* _Supplied data_:
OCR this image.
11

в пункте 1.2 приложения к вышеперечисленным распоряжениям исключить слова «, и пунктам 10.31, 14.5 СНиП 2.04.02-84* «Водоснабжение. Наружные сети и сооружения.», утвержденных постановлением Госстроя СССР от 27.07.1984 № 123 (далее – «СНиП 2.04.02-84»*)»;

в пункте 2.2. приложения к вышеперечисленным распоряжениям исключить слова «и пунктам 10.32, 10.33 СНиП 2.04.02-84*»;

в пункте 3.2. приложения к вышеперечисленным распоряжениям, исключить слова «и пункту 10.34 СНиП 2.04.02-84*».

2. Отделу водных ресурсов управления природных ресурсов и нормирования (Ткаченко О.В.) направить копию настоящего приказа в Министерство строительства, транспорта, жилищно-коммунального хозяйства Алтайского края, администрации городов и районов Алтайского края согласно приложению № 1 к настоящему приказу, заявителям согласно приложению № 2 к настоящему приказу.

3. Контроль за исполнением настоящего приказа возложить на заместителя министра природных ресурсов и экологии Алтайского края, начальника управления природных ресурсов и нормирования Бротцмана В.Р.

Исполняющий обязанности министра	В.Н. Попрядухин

* _What this task involves_:
Looking at the data above, show all lines where the word "приложения" occurs.

* _Task solution_:
в пункте 1.2 приложения к вышеперечисленным распоряжениям исключить слова «, и пунктам 10.31, 14.5 СНиП 2.04.02-84* «Водоснабжение. Наружные сети и сооружения.», утвержденных постановлением Госстроя СССР от 27.07.1984 № 123 (далее – «СНиП 2.04.02-84»*)»;
в пункте 2.2. приложения к вышеперечисленным распоряжениям исключить слова «и пунктам 10.32, 10.33 СНиП 2.04.02-84*»;
в пункте 3.2. приложения к вышеперечисленным распоряжениям, исключить слова «и пункту 10.34 СНиП 2.04.02-84*».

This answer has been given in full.